Give every entry again, word for word.

Data supplied:
★ ★ ★ ★

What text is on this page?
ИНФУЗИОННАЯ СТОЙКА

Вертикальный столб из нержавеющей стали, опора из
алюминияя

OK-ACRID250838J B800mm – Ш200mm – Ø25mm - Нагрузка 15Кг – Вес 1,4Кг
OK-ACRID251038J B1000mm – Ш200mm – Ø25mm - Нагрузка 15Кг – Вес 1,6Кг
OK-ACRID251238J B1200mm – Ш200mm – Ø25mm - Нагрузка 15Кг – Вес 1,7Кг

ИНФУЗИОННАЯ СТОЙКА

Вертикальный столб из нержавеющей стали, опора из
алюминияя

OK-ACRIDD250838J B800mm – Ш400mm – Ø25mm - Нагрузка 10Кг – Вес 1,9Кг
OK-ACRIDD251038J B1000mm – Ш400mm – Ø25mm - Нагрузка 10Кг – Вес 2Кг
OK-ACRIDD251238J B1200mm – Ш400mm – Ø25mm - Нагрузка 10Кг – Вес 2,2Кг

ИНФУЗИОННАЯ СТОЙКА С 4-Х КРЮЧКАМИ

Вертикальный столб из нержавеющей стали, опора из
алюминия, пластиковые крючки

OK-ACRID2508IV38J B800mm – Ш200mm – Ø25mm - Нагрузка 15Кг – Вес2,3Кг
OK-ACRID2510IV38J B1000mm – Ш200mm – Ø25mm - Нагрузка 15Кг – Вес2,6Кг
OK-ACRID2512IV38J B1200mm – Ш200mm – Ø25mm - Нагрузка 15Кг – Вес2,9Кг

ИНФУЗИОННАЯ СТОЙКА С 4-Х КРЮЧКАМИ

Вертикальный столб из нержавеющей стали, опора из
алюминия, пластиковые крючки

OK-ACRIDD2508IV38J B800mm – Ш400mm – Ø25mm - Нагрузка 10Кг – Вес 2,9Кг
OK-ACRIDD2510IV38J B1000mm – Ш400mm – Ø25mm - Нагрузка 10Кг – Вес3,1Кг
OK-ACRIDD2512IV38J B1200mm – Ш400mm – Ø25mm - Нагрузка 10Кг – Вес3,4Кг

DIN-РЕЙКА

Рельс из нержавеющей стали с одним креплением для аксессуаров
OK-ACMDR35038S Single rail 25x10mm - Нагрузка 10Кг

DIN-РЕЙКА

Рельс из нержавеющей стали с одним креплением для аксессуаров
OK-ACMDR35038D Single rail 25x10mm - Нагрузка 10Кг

★ ★ ★ ★

Written solution:
What text is on this page?
ИНФУЗИОННАЯ СТОЙКА

Вертикальный столб из нержавеющей стали, опора из
алюминияя

OK-ACRID250838J B800mm – Ш200mm – Ø25mm - Нагрузка 15Кг – Вес 1,4Кг
OK-ACRID251038J B1000mm – Ш200mm – Ø25mm - Нагрузка 15Кг – Вес 1,6Кг
OK-ACRID251238J B1200mm – Ш200mm – Ø25mm - Нагрузка 15Кг – Вес 1,7Кг

ИНФУЗИОННАЯ СТОЙКА

Вертикальный столб из нержавеющей стали, опора из
алюминияя

OK-ACRIDD250838J B800mm – Ш400mm – Ø25mm - Нагрузка 10Кг – Вес 1,9Кг
OK-ACRIDD251038J B1000mm – Ш400mm – Ø25mm - Нагрузка 10Кг – Вес 2Кг
OK-ACRIDD251238J B1200mm – Ш400mm – Ø25mm - Нагрузка 10Кг – Вес 2,2Кг

ИНФУЗИОННАЯ СТОЙКА С 4-Х КРЮЧКАМИ

Вертикальный столб из нержавеющей стали, опора из
алюминия, пластиковые крючки

OK-ACRID2508IV38J B800mm – Ш200mm – Ø25mm - Нагрузка 15Кг – Вес2,3Кг
OK-ACRID2510IV38J B1000mm – Ш200mm – Ø25mm - Нагрузка 15Кг – Вес2,6Кг
OK-ACRID2512IV38J B1200mm – Ш200mm – Ø25mm - Нагрузка 15Кг – Вес2,9Кг

ИНФУЗИОННАЯ СТОЙКА С 4-Х КРЮЧКАМИ

Вертикальный столб из нержавеющей стали, опора из
алюминия, пластиковые крючки

OK-ACRIDD2508IV38J B800mm – Ш400mm – Ø25mm - Нагрузка 10Кг – Вес 2,9Кг
OK-ACRIDD2510IV38J B1000mm – Ш400mm – Ø25mm - Нагрузка 10Кг – Вес3,1Кг
OK-ACRIDD2512IV38J B1200mm – Ш400mm – Ø25mm - Нагрузка 10Кг – Вес3,4Кг

DIN-РЕЙКА

Рельс из нержавеющей стали с одним креплением для аксессуаров
OK-ACMDR35038S Single rail 25x10mm - Нагрузка 10Кг

DIN-РЕЙКА

Рельс из нержавеющей стали с одним креплением для аксессуаров
OK-ACMDR35038D Single rail 25x10mm - Нагрузка 10Кг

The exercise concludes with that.